### Stated problem:
Without the pictures, set down every line of the data exactly.

(Records from a data source)
# # #

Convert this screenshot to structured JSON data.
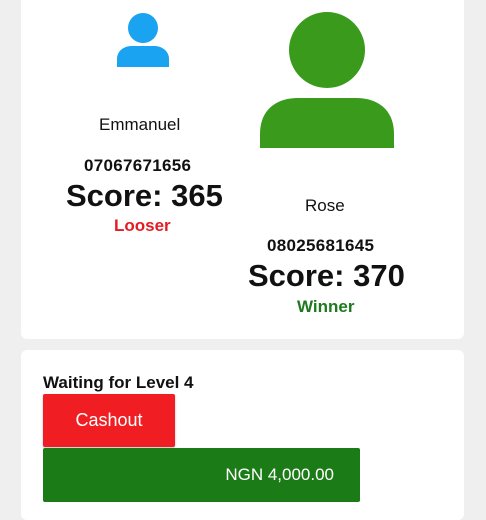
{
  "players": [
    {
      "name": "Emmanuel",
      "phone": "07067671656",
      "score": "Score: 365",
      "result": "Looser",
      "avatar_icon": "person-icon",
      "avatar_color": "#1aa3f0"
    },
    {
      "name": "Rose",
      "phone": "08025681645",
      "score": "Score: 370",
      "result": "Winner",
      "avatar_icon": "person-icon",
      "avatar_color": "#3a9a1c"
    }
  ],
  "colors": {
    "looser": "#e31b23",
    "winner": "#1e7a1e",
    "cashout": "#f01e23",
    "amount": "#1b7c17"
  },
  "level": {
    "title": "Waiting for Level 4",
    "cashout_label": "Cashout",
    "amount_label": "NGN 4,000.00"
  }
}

# # #

### Result of the exercise:
Convert this screenshot to structured JSON data.
{
  "players": [
    {
      "name": "Emmanuel",
      "phone": "07067671656",
      "score": "Score: 365",
      "result": "Looser",
      "avatar_icon": "person-icon",
      "avatar_color": "#1aa3f0"
    },
    {
      "name": "Rose",
      "phone": "08025681645",
      "score": "Score: 370",
      "result": "Winner",
      "avatar_icon": "person-icon",
      "avatar_color": "#3a9a1c"
    }
  ],
  "colors": {
    "looser": "#e31b23",
    "winner": "#1e7a1e",
    "cashout": "#f01e23",
    "amount": "#1b7c17"
  },
  "level": {
    "title": "Waiting for Level 4",
    "cashout_label": "Cashout",
    "amount_label": "NGN 4,000.00"
  }
}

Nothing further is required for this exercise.